■ To be done ■
Output every line of the records below as a Markdown table with the columns "Row" and "Line". Number the rows in order, and leave out blank lines.

■ Information supplied ■
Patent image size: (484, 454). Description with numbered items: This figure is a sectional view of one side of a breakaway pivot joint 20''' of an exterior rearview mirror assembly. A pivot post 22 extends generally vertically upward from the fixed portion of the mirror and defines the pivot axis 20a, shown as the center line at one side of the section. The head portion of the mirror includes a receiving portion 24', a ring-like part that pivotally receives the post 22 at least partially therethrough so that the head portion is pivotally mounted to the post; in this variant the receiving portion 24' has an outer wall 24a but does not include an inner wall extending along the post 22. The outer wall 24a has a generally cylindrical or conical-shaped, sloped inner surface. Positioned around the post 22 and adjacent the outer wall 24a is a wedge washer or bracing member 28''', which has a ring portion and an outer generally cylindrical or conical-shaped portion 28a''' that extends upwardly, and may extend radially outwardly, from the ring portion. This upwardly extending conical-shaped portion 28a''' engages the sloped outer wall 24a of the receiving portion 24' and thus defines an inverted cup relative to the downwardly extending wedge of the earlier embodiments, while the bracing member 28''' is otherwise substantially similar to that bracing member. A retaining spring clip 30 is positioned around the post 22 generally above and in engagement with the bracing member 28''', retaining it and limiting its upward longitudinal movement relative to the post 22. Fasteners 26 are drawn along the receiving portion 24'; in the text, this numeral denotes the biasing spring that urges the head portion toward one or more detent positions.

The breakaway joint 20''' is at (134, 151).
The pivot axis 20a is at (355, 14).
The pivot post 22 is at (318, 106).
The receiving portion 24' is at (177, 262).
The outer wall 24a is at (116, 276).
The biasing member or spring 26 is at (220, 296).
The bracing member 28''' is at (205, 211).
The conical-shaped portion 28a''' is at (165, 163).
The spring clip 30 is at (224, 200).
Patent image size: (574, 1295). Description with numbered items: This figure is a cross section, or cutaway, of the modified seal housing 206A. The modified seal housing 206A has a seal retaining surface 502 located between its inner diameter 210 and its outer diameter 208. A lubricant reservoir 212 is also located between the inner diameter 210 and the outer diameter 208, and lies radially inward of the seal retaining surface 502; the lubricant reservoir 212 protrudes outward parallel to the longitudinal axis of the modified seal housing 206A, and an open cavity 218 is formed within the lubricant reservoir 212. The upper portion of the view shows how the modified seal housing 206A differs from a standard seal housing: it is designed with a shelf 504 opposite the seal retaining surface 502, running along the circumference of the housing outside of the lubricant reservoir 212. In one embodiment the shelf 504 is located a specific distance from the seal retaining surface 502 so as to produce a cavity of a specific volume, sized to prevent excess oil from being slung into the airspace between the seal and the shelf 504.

■ Response ■
| Row | Line |
|---|---|
| 1 | Patent image size: (484, 454). Description with numbered items: This figure is a sectional view of one side of a breakaway pivot joint 20''' of an exterior rearview mirror assembly. A pivot post 22 extends generally vertically upward from the fixed portion of the mirror and defines the pivot axis 20a, shown as the center line at one side of the section. The head portion of the mirror includes a receiving portion 24', a ring-like part that pivotally receives the post 22 at least partially therethrough so that the head portion is pivotally mounted to the post; in this variant the receiving portion 24' has an outer wall 24a but does not include an inner wall extending along the post 22. The outer wall 24a has a generally cylindrical or conical-shaped, sloped inner surface. Positioned around the post 22 and adjacent the outer wall 24a is a wedge washer or bracing member 28''', which has a ring portion and an outer generally cylindrical or conical-shaped portion 28a''' that extends upwardly, and may extend radially outwardly, from the ring portion. This upwardly extending conical-shaped portion 28a''' engages the sloped outer wall 24a of the receiving portion 24' and thus defines an inverted cup relative to the downwardly extending wedge of the earlier embodiments, while the bracing member 28''' is otherwise substantially similar to that bracing member. A retaining spring clip 30 is positioned around the post 22 generally above and in engagement with the bracing member 28''', retaining it and limiting its upward longitudinal movement relative to the post 22. Fasteners 26 are drawn along the receiving portion 24'; in the text, this numeral denotes the biasing spring that urges the head portion toward one or more detent positions. |
| 2 | The breakaway joint 20''' is at (134, 151). |
| 3 | The pivot axis 20a is at (355, 14). |
| 4 | The pivot post 22 is at (318, 106). |
| 5 | The receiving portion 24' is at (177, 262). |
| 6 | The outer wall 24a is at (116, 276). |
| 7 | The biasing member or spring 26 is at (220, 296). |
| 8 | The bracing member 28''' is at (205, 211). |
| 9 | The conical-shaped portion 28a''' is at (165, 163). |
| 10 | The spring clip 30 is at (224, 200). |
| 11 | Patent image size: (574, 1295). Description with numbered items: This figure is a cross section, or cutaway, of the modified seal housing 206A. The modified seal housing 206A has a seal retaining surface 502 located between its inner diameter 210 and its outer diameter 208. A lubricant reservoir 212 is also located between the inner diameter 210 and the outer diameter 208, and lies radially inward of the seal retaining surface 502; the lubricant reservoir 212 protrudes outward parallel to the longitudinal axis of the modified seal housing 206A, and an open cavity 218 is formed within the lubricant reservoir 212. The upper portion of the view shows how the modified seal housing 206A differs from a standard seal housing: it is designed with a shelf 504 opposite the seal retaining surface 502, running along the circumference of the housing outside of the lubricant reservoir 212. In one embodiment the shelf 504 is located a specific distance from the seal retaining surface 502 so as to produce a cavity of a specific volume, sized to prevent excess oil from being slung into the airspace between the seal and the shelf 504. |